• **Task brief**: Copy each line of the data below with the word "Sentiment".
Start The records
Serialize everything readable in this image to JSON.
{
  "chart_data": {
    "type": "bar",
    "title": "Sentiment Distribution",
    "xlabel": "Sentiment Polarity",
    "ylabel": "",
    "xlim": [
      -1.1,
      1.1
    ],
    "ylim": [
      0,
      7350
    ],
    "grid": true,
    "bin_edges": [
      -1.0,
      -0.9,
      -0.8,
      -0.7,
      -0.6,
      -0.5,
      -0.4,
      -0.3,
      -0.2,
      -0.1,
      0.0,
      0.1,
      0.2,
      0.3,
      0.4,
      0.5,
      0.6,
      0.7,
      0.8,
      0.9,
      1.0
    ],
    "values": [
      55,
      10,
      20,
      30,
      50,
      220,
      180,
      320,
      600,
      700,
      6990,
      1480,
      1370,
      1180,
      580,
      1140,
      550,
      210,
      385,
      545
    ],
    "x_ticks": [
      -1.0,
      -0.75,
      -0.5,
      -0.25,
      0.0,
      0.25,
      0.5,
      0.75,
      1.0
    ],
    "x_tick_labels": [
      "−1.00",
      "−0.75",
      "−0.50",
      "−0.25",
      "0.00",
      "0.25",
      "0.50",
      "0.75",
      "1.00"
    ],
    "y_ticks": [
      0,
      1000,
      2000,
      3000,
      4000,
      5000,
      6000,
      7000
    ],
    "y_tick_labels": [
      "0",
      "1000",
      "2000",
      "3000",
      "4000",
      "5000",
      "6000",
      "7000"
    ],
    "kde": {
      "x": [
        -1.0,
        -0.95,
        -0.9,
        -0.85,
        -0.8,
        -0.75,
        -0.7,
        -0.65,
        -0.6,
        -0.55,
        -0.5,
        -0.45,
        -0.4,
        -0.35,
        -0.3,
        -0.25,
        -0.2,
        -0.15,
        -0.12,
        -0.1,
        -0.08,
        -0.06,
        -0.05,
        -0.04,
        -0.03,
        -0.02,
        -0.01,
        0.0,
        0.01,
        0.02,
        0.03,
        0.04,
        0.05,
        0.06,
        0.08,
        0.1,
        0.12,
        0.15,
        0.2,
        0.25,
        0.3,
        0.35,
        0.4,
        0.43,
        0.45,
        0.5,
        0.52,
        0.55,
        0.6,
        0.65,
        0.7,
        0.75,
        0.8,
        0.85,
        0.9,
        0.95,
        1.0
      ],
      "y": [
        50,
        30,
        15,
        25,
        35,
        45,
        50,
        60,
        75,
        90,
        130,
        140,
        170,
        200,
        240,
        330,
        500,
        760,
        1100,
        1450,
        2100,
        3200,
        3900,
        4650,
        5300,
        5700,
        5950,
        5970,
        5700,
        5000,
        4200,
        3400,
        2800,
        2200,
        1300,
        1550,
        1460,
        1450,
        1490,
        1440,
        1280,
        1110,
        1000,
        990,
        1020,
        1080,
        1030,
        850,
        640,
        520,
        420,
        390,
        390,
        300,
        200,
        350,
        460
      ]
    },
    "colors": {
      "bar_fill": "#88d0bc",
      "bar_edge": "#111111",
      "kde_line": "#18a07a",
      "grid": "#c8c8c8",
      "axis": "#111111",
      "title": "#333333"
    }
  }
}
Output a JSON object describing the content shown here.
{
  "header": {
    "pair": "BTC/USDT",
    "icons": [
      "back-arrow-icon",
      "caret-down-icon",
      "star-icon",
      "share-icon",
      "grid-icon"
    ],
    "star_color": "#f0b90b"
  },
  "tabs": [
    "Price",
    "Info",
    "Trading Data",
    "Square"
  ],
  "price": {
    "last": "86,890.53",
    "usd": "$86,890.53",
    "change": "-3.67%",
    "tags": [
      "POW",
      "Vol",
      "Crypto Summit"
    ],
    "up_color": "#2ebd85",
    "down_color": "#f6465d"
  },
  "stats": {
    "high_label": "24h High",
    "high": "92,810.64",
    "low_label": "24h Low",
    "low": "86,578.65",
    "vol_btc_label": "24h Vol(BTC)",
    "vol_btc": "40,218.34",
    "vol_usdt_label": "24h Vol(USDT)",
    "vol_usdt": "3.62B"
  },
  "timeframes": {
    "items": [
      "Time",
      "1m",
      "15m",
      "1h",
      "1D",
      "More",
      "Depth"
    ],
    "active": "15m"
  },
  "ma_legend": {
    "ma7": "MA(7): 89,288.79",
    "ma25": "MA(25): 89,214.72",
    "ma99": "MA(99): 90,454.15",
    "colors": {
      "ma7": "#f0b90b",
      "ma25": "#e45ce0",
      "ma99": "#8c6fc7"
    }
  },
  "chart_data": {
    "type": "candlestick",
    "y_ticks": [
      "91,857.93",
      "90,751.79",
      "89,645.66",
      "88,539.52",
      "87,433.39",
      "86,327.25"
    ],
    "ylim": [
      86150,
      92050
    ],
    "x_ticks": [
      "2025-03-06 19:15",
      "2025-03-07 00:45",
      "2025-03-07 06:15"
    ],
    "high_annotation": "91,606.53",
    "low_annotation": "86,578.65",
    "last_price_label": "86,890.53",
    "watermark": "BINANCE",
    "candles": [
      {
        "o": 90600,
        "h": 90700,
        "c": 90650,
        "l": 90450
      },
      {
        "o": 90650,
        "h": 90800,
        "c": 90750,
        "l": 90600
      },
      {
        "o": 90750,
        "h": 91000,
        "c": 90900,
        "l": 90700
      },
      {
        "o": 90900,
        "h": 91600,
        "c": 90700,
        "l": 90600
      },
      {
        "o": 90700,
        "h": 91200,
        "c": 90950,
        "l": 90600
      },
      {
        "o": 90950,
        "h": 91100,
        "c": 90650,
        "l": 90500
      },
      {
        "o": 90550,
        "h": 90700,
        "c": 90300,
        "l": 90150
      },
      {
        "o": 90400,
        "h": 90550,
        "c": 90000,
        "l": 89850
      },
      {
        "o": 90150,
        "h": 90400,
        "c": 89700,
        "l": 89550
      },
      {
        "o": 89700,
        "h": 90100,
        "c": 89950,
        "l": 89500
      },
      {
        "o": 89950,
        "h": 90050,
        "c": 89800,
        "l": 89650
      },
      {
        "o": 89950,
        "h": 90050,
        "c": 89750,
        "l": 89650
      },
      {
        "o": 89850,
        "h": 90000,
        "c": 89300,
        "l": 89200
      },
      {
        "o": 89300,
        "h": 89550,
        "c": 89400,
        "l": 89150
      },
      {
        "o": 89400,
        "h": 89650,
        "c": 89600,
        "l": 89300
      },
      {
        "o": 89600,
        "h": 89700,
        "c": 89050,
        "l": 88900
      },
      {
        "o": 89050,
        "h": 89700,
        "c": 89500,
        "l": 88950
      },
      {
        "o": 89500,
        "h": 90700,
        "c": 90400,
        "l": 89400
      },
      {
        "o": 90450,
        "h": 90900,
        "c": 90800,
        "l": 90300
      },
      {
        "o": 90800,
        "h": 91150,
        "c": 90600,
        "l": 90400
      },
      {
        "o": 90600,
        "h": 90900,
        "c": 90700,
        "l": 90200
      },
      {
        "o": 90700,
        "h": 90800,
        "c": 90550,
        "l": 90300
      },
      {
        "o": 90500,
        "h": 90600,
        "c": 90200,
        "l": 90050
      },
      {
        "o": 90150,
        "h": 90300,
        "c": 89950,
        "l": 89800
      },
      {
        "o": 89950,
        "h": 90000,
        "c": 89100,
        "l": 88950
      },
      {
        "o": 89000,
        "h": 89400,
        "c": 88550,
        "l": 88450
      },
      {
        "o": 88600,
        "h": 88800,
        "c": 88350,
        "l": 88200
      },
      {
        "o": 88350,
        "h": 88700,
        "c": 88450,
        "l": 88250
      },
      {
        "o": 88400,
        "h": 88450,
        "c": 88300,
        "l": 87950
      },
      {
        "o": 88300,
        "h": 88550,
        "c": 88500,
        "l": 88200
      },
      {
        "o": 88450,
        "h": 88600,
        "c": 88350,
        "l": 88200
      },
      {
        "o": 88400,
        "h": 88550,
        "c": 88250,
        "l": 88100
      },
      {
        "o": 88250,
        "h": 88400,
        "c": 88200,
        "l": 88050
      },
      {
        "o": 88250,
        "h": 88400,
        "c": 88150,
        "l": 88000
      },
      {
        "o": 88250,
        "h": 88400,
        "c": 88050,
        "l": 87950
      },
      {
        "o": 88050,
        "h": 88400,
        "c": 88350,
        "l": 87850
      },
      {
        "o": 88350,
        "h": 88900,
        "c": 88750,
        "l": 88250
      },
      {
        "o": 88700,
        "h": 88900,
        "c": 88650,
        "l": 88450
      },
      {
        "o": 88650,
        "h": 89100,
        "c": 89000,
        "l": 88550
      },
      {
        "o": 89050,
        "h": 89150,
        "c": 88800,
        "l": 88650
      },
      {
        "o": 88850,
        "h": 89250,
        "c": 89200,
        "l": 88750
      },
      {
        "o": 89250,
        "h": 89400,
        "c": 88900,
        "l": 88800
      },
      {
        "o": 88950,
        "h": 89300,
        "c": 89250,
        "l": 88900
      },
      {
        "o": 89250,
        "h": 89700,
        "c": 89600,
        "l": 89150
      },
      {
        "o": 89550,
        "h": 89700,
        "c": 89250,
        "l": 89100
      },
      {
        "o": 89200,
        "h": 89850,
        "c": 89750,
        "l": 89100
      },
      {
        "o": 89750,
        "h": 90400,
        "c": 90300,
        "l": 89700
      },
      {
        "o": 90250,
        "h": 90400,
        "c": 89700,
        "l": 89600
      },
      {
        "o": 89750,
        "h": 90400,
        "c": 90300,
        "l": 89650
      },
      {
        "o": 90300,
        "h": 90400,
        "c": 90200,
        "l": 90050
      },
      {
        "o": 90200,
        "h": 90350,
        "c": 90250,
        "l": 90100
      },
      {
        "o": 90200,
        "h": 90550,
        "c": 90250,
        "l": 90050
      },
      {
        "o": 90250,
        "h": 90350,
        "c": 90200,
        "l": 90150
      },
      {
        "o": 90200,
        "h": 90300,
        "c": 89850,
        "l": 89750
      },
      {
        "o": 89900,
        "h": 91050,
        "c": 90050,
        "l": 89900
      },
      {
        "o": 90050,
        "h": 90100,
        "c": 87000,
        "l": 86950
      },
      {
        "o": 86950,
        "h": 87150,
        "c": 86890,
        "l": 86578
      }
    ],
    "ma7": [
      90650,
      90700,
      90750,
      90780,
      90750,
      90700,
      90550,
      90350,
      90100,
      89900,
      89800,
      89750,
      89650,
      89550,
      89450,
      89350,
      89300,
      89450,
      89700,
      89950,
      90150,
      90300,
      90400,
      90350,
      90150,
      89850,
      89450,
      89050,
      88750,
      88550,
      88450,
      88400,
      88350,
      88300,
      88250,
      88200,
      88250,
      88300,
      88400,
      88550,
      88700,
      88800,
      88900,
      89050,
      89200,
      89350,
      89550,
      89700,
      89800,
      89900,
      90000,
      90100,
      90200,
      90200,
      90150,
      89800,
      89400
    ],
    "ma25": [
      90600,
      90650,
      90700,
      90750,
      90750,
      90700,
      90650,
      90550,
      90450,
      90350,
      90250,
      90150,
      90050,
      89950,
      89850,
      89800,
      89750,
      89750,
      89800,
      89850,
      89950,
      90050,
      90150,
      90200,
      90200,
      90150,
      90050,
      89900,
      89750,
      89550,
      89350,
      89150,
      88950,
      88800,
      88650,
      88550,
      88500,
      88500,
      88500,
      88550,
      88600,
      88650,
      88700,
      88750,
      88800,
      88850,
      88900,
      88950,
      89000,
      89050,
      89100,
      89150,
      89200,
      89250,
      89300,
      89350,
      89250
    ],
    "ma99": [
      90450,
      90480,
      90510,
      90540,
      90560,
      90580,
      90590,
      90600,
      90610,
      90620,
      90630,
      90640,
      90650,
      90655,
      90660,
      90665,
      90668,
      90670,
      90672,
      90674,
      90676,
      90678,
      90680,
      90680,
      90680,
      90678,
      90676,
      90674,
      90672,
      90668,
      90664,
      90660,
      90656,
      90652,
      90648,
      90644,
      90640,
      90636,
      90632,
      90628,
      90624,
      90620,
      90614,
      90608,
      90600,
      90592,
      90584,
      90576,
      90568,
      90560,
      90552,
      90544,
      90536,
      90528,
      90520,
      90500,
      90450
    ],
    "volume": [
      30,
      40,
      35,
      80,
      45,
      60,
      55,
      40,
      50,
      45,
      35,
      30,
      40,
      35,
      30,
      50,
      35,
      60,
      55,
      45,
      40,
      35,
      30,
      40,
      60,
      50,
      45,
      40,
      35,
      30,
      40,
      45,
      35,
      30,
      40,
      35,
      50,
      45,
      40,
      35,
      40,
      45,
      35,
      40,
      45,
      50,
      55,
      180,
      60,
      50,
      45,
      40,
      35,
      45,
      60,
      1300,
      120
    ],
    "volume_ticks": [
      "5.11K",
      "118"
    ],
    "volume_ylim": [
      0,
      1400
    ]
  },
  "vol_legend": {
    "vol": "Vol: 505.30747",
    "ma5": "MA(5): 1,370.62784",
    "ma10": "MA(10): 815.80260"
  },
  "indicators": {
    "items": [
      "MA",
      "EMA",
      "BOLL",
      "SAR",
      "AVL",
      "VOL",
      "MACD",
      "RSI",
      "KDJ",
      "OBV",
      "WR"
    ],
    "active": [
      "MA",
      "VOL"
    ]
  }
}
End The records
• **The output**:
    "title": "Sentiment Distribution",
    "xlabel": "Sentiment Polarity",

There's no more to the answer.